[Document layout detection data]
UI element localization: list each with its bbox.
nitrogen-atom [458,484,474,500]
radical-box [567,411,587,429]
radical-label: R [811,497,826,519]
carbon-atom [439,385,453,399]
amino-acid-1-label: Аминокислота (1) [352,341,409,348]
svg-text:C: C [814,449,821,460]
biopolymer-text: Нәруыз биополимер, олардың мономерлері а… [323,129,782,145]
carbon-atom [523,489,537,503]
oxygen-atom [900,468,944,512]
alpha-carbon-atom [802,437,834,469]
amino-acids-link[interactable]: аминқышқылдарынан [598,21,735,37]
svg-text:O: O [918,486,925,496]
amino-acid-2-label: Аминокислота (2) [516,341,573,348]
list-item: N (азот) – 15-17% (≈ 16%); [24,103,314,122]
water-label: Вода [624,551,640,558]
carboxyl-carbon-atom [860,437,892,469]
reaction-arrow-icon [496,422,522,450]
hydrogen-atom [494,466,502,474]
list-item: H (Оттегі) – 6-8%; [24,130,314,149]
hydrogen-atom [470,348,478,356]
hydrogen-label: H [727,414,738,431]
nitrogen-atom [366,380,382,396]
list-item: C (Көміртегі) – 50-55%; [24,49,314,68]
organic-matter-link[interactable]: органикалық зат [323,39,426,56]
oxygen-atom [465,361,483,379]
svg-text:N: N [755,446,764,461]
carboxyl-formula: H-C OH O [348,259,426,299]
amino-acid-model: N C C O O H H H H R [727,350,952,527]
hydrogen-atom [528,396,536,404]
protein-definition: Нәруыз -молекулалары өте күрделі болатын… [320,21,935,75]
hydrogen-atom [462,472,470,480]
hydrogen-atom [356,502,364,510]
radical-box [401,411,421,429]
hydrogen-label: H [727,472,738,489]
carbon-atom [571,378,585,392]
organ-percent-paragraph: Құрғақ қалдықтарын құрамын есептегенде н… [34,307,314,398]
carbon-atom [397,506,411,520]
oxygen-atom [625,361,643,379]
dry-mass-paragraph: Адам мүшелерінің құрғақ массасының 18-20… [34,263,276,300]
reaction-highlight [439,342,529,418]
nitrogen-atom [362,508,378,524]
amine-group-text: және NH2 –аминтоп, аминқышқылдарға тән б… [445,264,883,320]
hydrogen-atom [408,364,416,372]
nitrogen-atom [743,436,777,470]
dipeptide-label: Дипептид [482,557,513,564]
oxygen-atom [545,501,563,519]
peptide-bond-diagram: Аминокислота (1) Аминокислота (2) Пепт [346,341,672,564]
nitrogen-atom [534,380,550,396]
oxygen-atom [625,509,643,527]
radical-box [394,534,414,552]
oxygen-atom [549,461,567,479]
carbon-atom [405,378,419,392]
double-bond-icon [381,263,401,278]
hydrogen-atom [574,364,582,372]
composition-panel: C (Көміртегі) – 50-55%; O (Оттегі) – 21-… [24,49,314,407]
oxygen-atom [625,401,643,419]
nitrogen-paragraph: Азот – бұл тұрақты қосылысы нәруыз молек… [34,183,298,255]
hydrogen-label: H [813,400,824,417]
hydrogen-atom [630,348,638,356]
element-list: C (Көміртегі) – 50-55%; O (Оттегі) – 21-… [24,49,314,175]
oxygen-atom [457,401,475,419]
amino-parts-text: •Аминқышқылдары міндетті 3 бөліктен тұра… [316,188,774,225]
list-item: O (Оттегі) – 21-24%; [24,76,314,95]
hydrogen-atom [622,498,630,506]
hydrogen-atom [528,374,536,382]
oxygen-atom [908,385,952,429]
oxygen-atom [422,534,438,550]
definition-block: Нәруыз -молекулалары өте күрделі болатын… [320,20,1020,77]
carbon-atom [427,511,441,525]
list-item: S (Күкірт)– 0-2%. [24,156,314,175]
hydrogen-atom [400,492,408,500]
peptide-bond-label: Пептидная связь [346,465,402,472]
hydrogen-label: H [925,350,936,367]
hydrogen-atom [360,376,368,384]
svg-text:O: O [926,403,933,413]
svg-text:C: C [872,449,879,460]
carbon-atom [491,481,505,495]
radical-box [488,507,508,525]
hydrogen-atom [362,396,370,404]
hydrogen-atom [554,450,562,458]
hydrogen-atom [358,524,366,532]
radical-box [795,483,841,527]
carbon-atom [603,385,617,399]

- [Your instructions] Please reproduce each record precisely as written.

- [Solved exercise]
UI element localization: list each with its bbox.
nitrogen-atom [458,484,474,500]
radical-box [567,411,587,429]
radical-label: R [811,497,826,519]
carbon-atom [439,385,453,399]
amino-acid-1-label: Аминокислота (1) [352,341,409,348]
svg-text:C: C [814,449,821,460]
biopolymer-text: Нәруыз биополимер, олардың мономерлері а… [323,129,782,145]
carbon-atom [523,489,537,503]
oxygen-atom [900,468,944,512]
alpha-carbon-atom [802,437,834,469]
amino-acids-link[interactable]: аминқышқылдарынан [598,21,735,37]
svg-text:O: O [918,486,925,496]
amino-acid-2-label: Аминокислота (2) [516,341,573,348]
list-item: N (азот) – 15-17% (≈ 16%); [24,103,314,122]
water-label: Вода [624,551,640,558]
carboxyl-carbon-atom [860,437,892,469]
reaction-arrow-icon [496,422,522,450]
hydrogen-atom [494,466,502,474]
list-item: H (Оттегі) – 6-8%; [24,130,314,149]
hydrogen-atom [470,348,478,356]
hydrogen-label: H [727,414,738,431]
nitrogen-atom [366,380,382,396]
list-item: C (Көміртегі) – 50-55%; [24,49,314,68]
organic-matter-link[interactable]: органикалық зат [323,39,426,56]
oxygen-atom [465,361,483,379]
svg-text:N: N [755,446,764,461]
carboxyl-formula: H-C OH O [348,259,426,299]
amino-acid-model: N C C O O H H H H R [727,350,952,527]
hydrogen-atom [528,396,536,404]
protein-definition: Нәруыз -молекулалары өте күрделі болатын… [320,21,935,75]
hydrogen-atom [462,472,470,480]
hydrogen-atom [356,502,364,510]
radical-box [401,411,421,429]
hydrogen-label: H [727,472,738,489]
carbon-atom [571,378,585,392]
organ-percent-paragraph: Құрғақ қалдықтарын құрамын есептегенде н… [34,307,314,398]
carbon-atom [397,506,411,520]
oxygen-atom [625,361,643,379]
dry-mass-paragraph: Адам мүшелерінің құрғақ массасының 18-20… [34,263,276,300]
reaction-highlight [439,342,529,418]
nitrogen-atom [362,508,378,524]
amine-group-text: және NH2 –аминтоп, аминқышқылдарға тән б… [445,264,883,320]
hydrogen-atom [408,364,416,372]
nitrogen-atom [743,436,777,470]
dipeptide-label: Дипептид [482,557,513,564]
oxygen-atom [545,501,563,519]
peptide-bond-diagram: Аминокислота (1) Аминокислота (2) Пепт [346,341,672,564]
nitrogen-atom [534,380,550,396]
oxygen-atom [625,509,643,527]
radical-box [394,534,414,552]
oxygen-atom [549,461,567,479]
carbon-atom [405,378,419,392]
double-bond-icon [381,263,401,278]
hydrogen-atom [574,364,582,372]
composition-panel: C (Көміртегі) – 50-55%; O (Оттегі) – 21-… [24,49,314,407]
oxygen-atom [625,401,643,419]
nitrogen-paragraph: Азот – бұл тұрақты қосылысы нәруыз молек… [34,183,298,255]
hydrogen-label: H [813,400,824,417]
hydrogen-atom [630,348,638,356]
element-list: C (Көміртегі) – 50-55%; O (Оттегі) – 21-… [24,49,314,175]
oxygen-atom [457,401,475,419]
amino-parts-text: •Аминқышқылдары міндетті 3 бөліктен тұра… [316,188,774,225]
list-item: O (Оттегі) – 21-24%; [24,76,314,95]
hydrogen-atom [622,498,630,506]
hydrogen-atom [528,374,536,382]
oxygen-atom [908,385,952,429]
oxygen-atom [422,534,438,550]
definition-block: Нәруыз -молекулалары өте күрделі болатын… [320,20,1020,77]
carbon-atom [427,511,441,525]
list-item: S (Күкірт)– 0-2%. [24,156,314,175]
hydrogen-atom [400,492,408,500]
peptide-bond-label: Пептидная связь [346,465,402,472]
hydrogen-label: H [925,350,936,367]
hydrogen-atom [360,376,368,384]
svg-text:O: O [926,403,933,413]
svg-text:C: C [872,449,879,460]
carbon-atom [491,481,505,495]
radical-box [488,507,508,525]
hydrogen-atom [362,396,370,404]
hydrogen-atom [554,450,562,458]
hydrogen-atom [358,524,366,532]
radical-box [795,483,841,527]
carbon-atom [603,385,617,399]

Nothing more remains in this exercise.